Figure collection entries
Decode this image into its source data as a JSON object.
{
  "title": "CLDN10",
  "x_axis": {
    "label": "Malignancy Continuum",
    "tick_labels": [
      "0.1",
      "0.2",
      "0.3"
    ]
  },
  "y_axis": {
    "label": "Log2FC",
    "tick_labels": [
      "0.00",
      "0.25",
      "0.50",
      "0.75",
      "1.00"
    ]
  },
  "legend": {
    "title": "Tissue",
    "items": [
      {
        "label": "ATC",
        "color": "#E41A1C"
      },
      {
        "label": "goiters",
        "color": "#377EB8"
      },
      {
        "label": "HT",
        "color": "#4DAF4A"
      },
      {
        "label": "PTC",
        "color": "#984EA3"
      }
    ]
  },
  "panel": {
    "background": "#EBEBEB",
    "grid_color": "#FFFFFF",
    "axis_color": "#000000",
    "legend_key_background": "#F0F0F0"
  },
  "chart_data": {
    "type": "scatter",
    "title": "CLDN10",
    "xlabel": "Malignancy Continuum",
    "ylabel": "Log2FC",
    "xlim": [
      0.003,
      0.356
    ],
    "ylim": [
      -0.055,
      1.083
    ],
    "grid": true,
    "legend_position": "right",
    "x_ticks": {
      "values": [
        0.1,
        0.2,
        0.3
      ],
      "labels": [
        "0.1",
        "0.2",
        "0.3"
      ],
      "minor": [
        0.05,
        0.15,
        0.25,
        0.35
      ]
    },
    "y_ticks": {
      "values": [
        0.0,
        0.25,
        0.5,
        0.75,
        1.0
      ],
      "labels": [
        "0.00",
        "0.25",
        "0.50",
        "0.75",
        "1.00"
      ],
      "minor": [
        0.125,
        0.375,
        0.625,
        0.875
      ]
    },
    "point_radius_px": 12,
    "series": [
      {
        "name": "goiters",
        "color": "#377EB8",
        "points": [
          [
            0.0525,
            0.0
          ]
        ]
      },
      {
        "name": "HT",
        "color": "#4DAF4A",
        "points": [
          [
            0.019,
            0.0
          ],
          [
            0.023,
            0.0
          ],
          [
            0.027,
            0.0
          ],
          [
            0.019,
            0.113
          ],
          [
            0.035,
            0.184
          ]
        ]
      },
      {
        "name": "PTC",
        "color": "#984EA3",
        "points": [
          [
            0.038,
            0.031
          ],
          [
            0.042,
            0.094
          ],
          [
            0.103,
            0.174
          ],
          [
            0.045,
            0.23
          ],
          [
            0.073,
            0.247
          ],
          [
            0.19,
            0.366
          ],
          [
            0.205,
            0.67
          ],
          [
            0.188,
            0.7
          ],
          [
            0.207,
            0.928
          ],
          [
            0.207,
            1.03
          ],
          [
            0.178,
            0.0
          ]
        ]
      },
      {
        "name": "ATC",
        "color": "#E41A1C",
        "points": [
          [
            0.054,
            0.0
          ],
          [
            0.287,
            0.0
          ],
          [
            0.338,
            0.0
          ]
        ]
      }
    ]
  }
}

_What is expected:_
From the listing above, report the number of lines containing the string "Continuum", without any accompanying remarks.

_Written solution:_
2